====== Input for this task
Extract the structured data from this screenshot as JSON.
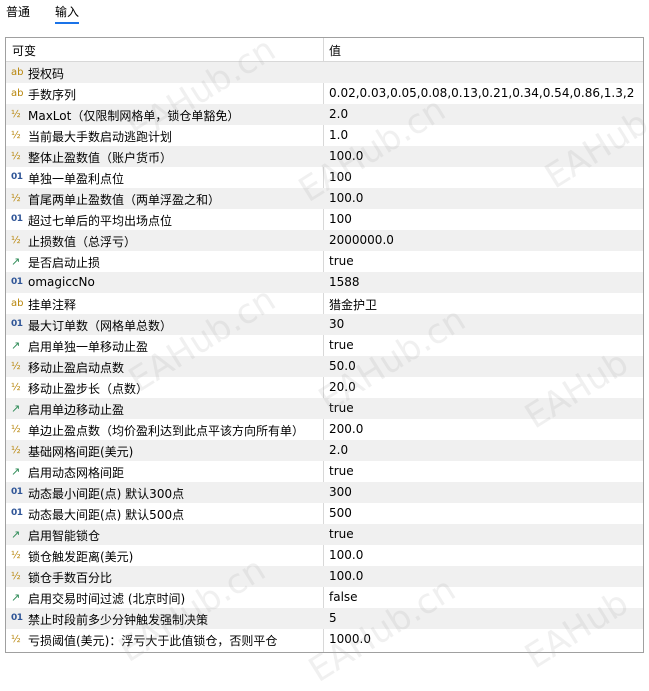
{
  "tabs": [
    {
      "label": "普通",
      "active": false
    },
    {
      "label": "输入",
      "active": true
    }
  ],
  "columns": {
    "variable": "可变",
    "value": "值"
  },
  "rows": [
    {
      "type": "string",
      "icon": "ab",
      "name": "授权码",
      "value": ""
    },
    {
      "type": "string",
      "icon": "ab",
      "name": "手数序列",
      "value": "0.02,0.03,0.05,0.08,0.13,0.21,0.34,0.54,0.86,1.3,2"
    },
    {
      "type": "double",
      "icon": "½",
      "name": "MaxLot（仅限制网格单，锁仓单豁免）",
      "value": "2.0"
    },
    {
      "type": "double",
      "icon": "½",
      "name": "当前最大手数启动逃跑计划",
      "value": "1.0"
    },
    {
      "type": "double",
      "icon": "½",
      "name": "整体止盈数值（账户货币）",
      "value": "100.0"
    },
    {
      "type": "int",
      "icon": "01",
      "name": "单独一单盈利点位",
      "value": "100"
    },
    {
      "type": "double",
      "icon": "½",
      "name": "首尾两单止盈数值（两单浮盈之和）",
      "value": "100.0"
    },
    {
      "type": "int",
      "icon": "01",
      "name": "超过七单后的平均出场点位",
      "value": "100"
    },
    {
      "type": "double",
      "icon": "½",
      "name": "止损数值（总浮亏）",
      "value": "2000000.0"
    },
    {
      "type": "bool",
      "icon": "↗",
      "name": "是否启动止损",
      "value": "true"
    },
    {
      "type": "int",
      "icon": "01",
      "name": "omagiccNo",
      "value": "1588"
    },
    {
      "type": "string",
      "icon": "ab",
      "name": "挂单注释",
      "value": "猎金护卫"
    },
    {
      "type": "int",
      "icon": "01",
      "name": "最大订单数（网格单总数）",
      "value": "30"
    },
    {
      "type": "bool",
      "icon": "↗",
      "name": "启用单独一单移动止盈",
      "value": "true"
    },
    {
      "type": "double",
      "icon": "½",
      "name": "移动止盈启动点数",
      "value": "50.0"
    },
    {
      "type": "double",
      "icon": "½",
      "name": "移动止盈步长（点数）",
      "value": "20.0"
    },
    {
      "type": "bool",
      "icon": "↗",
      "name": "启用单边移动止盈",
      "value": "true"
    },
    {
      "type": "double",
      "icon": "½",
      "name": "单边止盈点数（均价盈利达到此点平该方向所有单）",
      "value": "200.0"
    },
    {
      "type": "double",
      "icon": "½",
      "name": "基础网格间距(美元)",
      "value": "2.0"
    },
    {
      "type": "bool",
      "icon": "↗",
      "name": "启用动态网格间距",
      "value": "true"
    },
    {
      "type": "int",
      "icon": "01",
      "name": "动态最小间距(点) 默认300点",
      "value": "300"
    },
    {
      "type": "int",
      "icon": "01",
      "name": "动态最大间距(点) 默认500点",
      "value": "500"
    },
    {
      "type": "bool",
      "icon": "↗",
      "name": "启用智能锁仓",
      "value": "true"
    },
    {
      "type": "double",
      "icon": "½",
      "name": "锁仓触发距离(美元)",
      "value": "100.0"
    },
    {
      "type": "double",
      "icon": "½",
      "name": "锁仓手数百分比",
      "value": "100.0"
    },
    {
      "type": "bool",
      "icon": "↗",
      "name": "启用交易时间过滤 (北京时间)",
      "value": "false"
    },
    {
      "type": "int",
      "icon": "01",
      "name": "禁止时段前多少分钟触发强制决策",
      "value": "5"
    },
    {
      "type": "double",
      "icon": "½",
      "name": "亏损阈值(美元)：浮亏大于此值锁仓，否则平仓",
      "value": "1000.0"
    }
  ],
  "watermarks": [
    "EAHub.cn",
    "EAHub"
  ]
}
============
■ Exercise goal
The records above must be transcribed exactly. Pictures are left out of the copy.

■ Exercise answer
Extract the structured data from this screenshot as JSON.
{
  "tabs": [
    {
      "label": "普通",
      "active": false
    },
    {
      "label": "输入",
      "active": true
    }
  ],
  "columns": {
    "variable": "可变",
    "value": "值"
  },
  "rows": [
    {
      "type": "string",
      "icon": "ab",
      "name": "授权码",
      "value": ""
    },
    {
      "type": "string",
      "icon": "ab",
      "name": "手数序列",
      "value": "0.02,0.03,0.05,0.08,0.13,0.21,0.34,0.54,0.86,1.3,2"
    },
    {
      "type": "double",
      "icon": "½",
      "name": "MaxLot（仅限制网格单，锁仓单豁免）",
      "value": "2.0"
    },
    {
      "type": "double",
      "icon": "½",
      "name": "当前最大手数启动逃跑计划",
      "value": "1.0"
    },
    {
      "type": "double",
      "icon": "½",
      "name": "整体止盈数值（账户货币）",
      "value": "100.0"
    },
    {
      "type": "int",
      "icon": "01",
      "name": "单独一单盈利点位",
      "value": "100"
    },
    {
      "type": "double",
      "icon": "½",
      "name": "首尾两单止盈数值（两单浮盈之和）",
      "value": "100.0"
    },
    {
      "type": "int",
      "icon": "01",
      "name": "超过七单后的平均出场点位",
      "value": "100"
    },
    {
      "type": "double",
      "icon": "½",
      "name": "止损数值（总浮亏）",
      "value": "2000000.0"
    },
    {
      "type": "bool",
      "icon": "↗",
      "name": "是否启动止损",
      "value": "true"
    },
    {
      "type": "int",
      "icon": "01",
      "name": "omagiccNo",
      "value": "1588"
    },
    {
      "type": "string",
      "icon": "ab",
      "name": "挂单注释",
      "value": "猎金护卫"
    },
    {
      "type": "int",
      "icon": "01",
      "name": "最大订单数（网格单总数）",
      "value": "30"
    },
    {
      "type": "bool",
      "icon": "↗",
      "name": "启用单独一单移动止盈",
      "value": "true"
    },
    {
      "type": "double",
      "icon": "½",
      "name": "移动止盈启动点数",
      "value": "50.0"
    },
    {
      "type": "double",
      "icon": "½",
      "name": "移动止盈步长（点数）",
      "value": "20.0"
    },
    {
      "type": "bool",
      "icon": "↗",
      "name": "启用单边移动止盈",
      "value": "true"
    },
    {
      "type": "double",
      "icon": "½",
      "name": "单边止盈点数（均价盈利达到此点平该方向所有单）",
      "value": "200.0"
    },
    {
      "type": "double",
      "icon": "½",
      "name": "基础网格间距(美元)",
      "value": "2.0"
    },
    {
      "type": "bool",
      "icon": "↗",
      "name": "启用动态网格间距",
      "value": "true"
    },
    {
      "type": "int",
      "icon": "01",
      "name": "动态最小间距(点) 默认300点",
      "value": "300"
    },
    {
      "type": "int",
      "icon": "01",
      "name": "动态最大间距(点) 默认500点",
      "value": "500"
    },
    {
      "type": "bool",
      "icon": "↗",
      "name": "启用智能锁仓",
      "value": "true"
    },
    {
      "type": "double",
      "icon": "½",
      "name": "锁仓触发距离(美元)",
      "value": "100.0"
    },
    {
      "type": "double",
      "icon": "½",
      "name": "锁仓手数百分比",
      "value": "100.0"
    },
    {
      "type": "bool",
      "icon": "↗",
      "name": "启用交易时间过滤 (北京时间)",
      "value": "false"
    },
    {
      "type": "int",
      "icon": "01",
      "name": "禁止时段前多少分钟触发强制决策",
      "value": "5"
    },
    {
      "type": "double",
      "icon": "½",
      "name": "亏损阈值(美元)：浮亏大于此值锁仓，否则平仓",
      "value": "1000.0"
    }
  ],
  "watermarks": [
    "EAHub.cn",
    "EAHub"
  ]
}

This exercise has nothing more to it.